Go through the listing and pick out each line with the word "technológiák" in it.

**** RECORDS SUPPLIED

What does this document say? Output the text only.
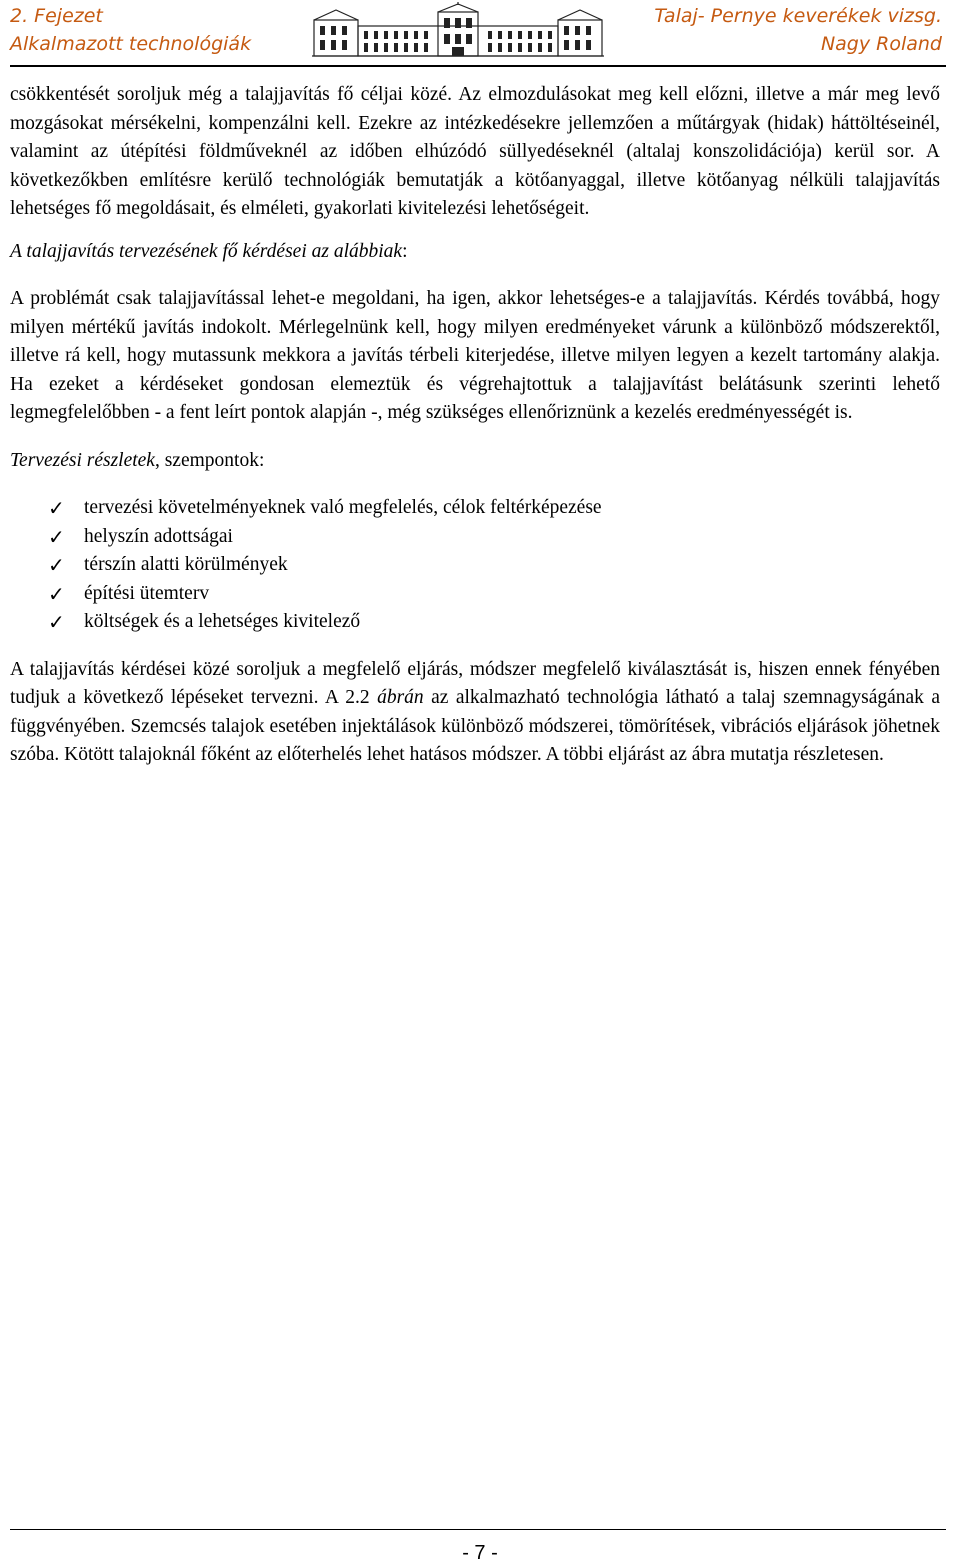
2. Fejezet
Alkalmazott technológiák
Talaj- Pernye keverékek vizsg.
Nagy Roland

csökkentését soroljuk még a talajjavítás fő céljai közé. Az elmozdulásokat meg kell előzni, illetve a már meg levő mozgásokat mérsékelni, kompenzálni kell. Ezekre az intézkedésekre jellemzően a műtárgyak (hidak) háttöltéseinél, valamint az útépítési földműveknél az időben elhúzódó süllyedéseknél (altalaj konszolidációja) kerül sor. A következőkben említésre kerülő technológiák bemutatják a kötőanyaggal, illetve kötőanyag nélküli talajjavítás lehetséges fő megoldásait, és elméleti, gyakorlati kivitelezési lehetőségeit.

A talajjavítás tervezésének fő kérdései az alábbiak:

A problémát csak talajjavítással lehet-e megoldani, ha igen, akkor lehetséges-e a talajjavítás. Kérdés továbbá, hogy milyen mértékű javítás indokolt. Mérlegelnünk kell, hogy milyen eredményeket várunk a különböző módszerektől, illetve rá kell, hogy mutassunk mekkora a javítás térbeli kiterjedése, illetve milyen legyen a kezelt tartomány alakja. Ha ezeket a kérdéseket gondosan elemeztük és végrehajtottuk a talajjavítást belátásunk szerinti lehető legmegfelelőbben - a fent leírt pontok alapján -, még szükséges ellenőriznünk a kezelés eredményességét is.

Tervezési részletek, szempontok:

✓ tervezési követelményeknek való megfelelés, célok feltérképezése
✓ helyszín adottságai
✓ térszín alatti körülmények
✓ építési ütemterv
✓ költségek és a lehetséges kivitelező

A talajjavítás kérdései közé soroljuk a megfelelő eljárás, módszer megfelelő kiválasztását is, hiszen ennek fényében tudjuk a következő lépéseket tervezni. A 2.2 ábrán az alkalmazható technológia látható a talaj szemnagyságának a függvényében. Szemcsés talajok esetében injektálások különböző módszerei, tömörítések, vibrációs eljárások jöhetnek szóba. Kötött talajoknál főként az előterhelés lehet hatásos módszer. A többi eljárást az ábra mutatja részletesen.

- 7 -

********

RESPONSE:
Alkalmazott technológiák
csökkentését soroljuk még a talajjavítás fő céljai közé. Az elmozdulásokat meg kell előzni, illetve a már meg levő mozgásokat mérsékelni, kompenzálni kell. Ezekre az intézkedésekre jellemzően a műtárgyak (hidak) háttöltéseinél, valamint az útépítési földműveknél az időben elhúzódó süllyedéseknél (altalaj konszolidációja) kerül sor. A következőkben említésre kerülő technológiák bemutatják a kötőanyaggal, illetve kötőanyag nélküli talajjavítás lehetséges fő megoldásait, és elméleti, gyakorlati kivitelezési lehetőségeit.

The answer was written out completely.